**What you have to do:** Quote the entries word for word. Omit the pictures.

[Stored data]
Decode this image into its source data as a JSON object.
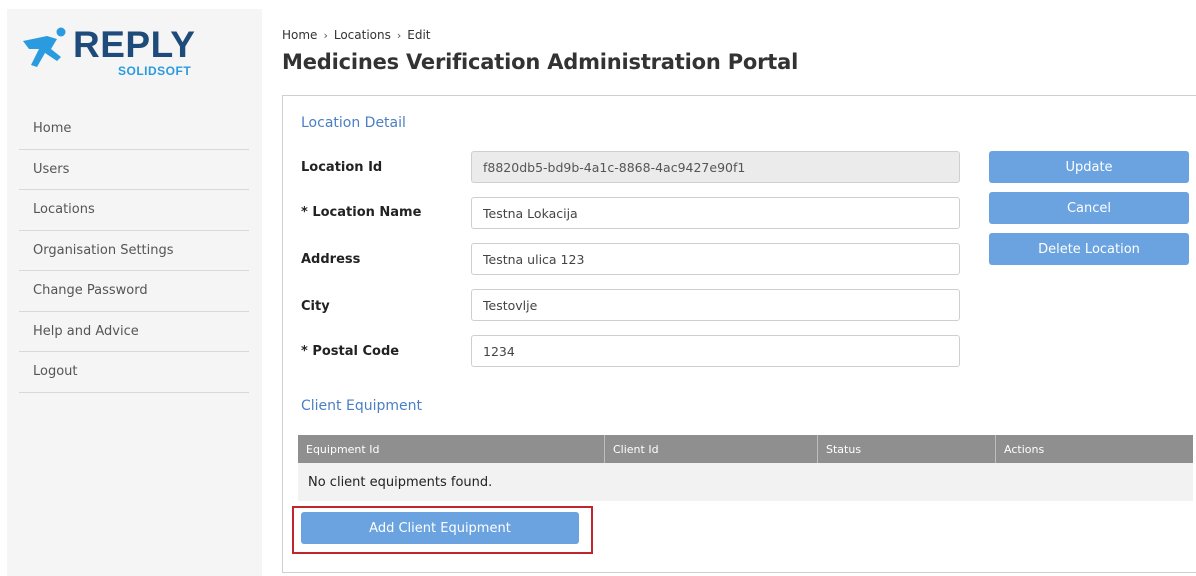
{
  "brand": {
    "name": "REPLY",
    "sub": "SOLIDSOFT",
    "colors": {
      "primary": "#1f4b7a",
      "accent": "#2b9be0"
    }
  },
  "nav": {
    "items": [
      {
        "label": "Home"
      },
      {
        "label": "Users"
      },
      {
        "label": "Locations"
      },
      {
        "label": "Organisation Settings"
      },
      {
        "label": "Change Password"
      },
      {
        "label": "Help and Advice"
      },
      {
        "label": "Logout"
      }
    ]
  },
  "breadcrumb": {
    "items": [
      "Home",
      "Locations",
      "Edit"
    ],
    "separator": "›"
  },
  "page": {
    "title": "Medicines Verification Administration Portal"
  },
  "location_detail": {
    "section_title": "Location Detail",
    "fields": {
      "location_id": {
        "label": "Location Id",
        "value": "f8820db5-bd9b-4a1c-8868-4ac9427e90f1"
      },
      "location_name": {
        "label": "* Location Name",
        "value": "Testna Lokacija"
      },
      "address": {
        "label": "Address",
        "value": "Testna ulica 123"
      },
      "city": {
        "label": "City",
        "value": "Testovlje"
      },
      "postal_code": {
        "label": "* Postal Code",
        "value": "1234"
      }
    },
    "buttons": {
      "update": "Update",
      "cancel": "Cancel",
      "delete": "Delete Location"
    }
  },
  "client_equipment": {
    "section_title": "Client Equipment",
    "columns": [
      "Equipment Id",
      "Client Id",
      "Status",
      "Actions"
    ],
    "empty_message": "No client equipments found.",
    "add_button": "Add Client Equipment"
  },
  "colors": {
    "button": "#6aa3e0",
    "section_title": "#4a7fc4",
    "table_header": "#8f8f8f",
    "highlight": "#c0262c"
  }
}
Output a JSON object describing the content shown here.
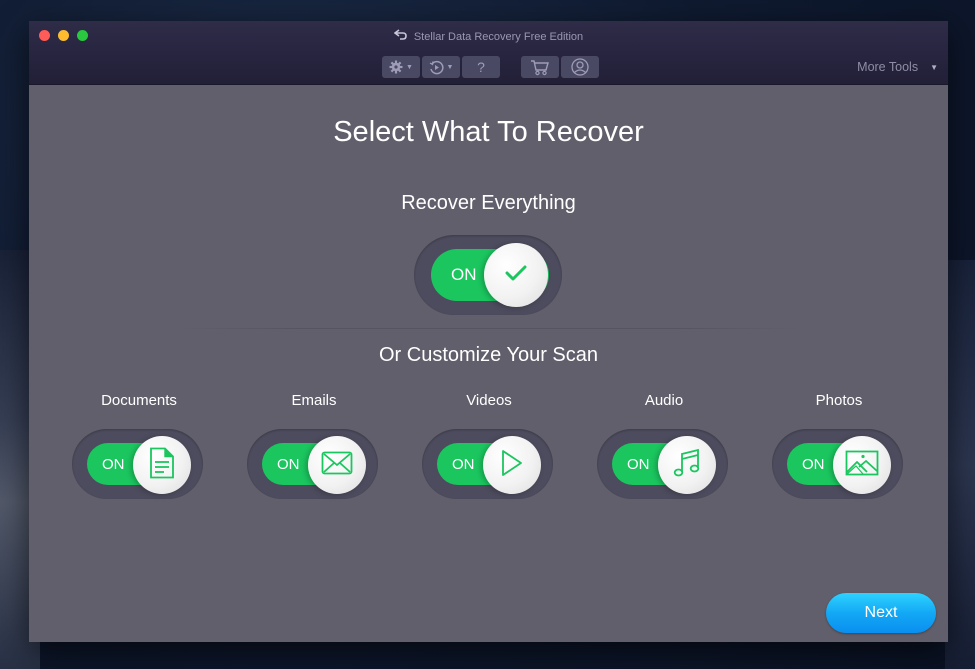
{
  "window": {
    "title": "Stellar Data Recovery Free Edition",
    "traffic_lights": [
      "close",
      "minimize",
      "maximize"
    ]
  },
  "toolbar": {
    "buttons": [
      {
        "name": "settings",
        "icon": "gear-icon",
        "has_dropdown": true
      },
      {
        "name": "history",
        "icon": "history-icon",
        "has_dropdown": true
      },
      {
        "name": "help",
        "icon": "question-icon",
        "label": "?",
        "has_dropdown": false
      },
      {
        "name": "cart",
        "icon": "cart-icon",
        "has_dropdown": false
      },
      {
        "name": "account",
        "icon": "user-icon",
        "has_dropdown": false
      }
    ],
    "more_tools_label": "More Tools"
  },
  "main": {
    "title": "Select What To Recover",
    "recover_everything": {
      "label": "Recover Everything",
      "state_label": "ON",
      "on": true,
      "icon": "check-icon"
    },
    "customize_label": "Or Customize Your Scan",
    "categories": [
      {
        "label": "Documents",
        "state_label": "ON",
        "on": true,
        "icon": "document-icon"
      },
      {
        "label": "Emails",
        "state_label": "ON",
        "on": true,
        "icon": "envelope-icon"
      },
      {
        "label": "Videos",
        "state_label": "ON",
        "on": true,
        "icon": "play-icon"
      },
      {
        "label": "Audio",
        "state_label": "ON",
        "on": true,
        "icon": "music-note-icon"
      },
      {
        "label": "Photos",
        "state_label": "ON",
        "on": true,
        "icon": "image-icon"
      }
    ],
    "next_label": "Next"
  },
  "colors": {
    "toggle_on": "#1bc65f",
    "next_button": "#13a8f5",
    "background": "#605f6b",
    "titlebar": "#272540"
  }
}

**Task solution:**
Decode this image into its source data as a JSON object.
{
  "brand": {
    "name": "REPLY",
    "sub": "SOLIDSOFT",
    "colors": {
      "primary": "#1f4b7a",
      "accent": "#2b9be0"
    }
  },
  "nav": {
    "items": [
      {
        "label": "Home"
      },
      {
        "label": "Users"
      },
      {
        "label": "Locations"
      },
      {
        "label": "Organisation Settings"
      },
      {
        "label": "Change Password"
      },
      {
        "label": "Help and Advice"
      },
      {
        "label": "Logout"
      }
    ]
  },
  "breadcrumb": {
    "items": [
      "Home",
      "Locations",
      "Edit"
    ],
    "separator": "›"
  },
  "page": {
    "title": "Medicines Verification Administration Portal"
  },
  "location_detail": {
    "section_title": "Location Detail",
    "fields": {
      "location_id": {
        "label": "Location Id",
        "value": "f8820db5-bd9b-4a1c-8868-4ac9427e90f1"
      },
      "location_name": {
        "label": "* Location Name",
        "value": "Testna Lokacija"
      },
      "address": {
        "label": "Address",
        "value": "Testna ulica 123"
      },
      "city": {
        "label": "City",
        "value": "Testovlje"
      },
      "postal_code": {
        "label": "* Postal Code",
        "value": "1234"
      }
    },
    "buttons": {
      "update": "Update",
      "cancel": "Cancel",
      "delete": "Delete Location"
    }
  },
  "client_equipment": {
    "section_title": "Client Equipment",
    "columns": [
      "Equipment Id",
      "Client Id",
      "Status",
      "Actions"
    ],
    "empty_message": "No client equipments found.",
    "add_button": "Add Client Equipment"
  },
  "colors": {
    "button": "#6aa3e0",
    "section_title": "#4a7fc4",
    "table_header": "#8f8f8f",
    "highlight": "#c0262c"
  }
}
Output a JSON object describing the content shown here.
{
  "window": {
    "title": "Stellar Data Recovery Free Edition",
    "traffic_lights": [
      "close",
      "minimize",
      "maximize"
    ]
  },
  "toolbar": {
    "buttons": [
      {
        "name": "settings",
        "icon": "gear-icon",
        "has_dropdown": true
      },
      {
        "name": "history",
        "icon": "history-icon",
        "has_dropdown": true
      },
      {
        "name": "help",
        "icon": "question-icon",
        "label": "?",
        "has_dropdown": false
      },
      {
        "name": "cart",
        "icon": "cart-icon",
        "has_dropdown": false
      },
      {
        "name": "account",
        "icon": "user-icon",
        "has_dropdown": false
      }
    ],
    "more_tools_label": "More Tools"
  },
  "main": {
    "title": "Select What To Recover",
    "recover_everything": {
      "label": "Recover Everything",
      "state_label": "ON",
      "on": true,
      "icon": "check-icon"
    },
    "customize_label": "Or Customize Your Scan",
    "categories": [
      {
        "label": "Documents",
        "state_label": "ON",
        "on": true,
        "icon": "document-icon"
      },
      {
        "label": "Emails",
        "state_label": "ON",
        "on": true,
        "icon": "envelope-icon"
      },
      {
        "label": "Videos",
        "state_label": "ON",
        "on": true,
        "icon": "play-icon"
      },
      {
        "label": "Audio",
        "state_label": "ON",
        "on": true,
        "icon": "music-note-icon"
      },
      {
        "label": "Photos",
        "state_label": "ON",
        "on": true,
        "icon": "image-icon"
      }
    ],
    "next_label": "Next"
  },
  "colors": {
    "toggle_on": "#1bc65f",
    "next_button": "#13a8f5",
    "background": "#605f6b",
    "titlebar": "#272540"
  }
}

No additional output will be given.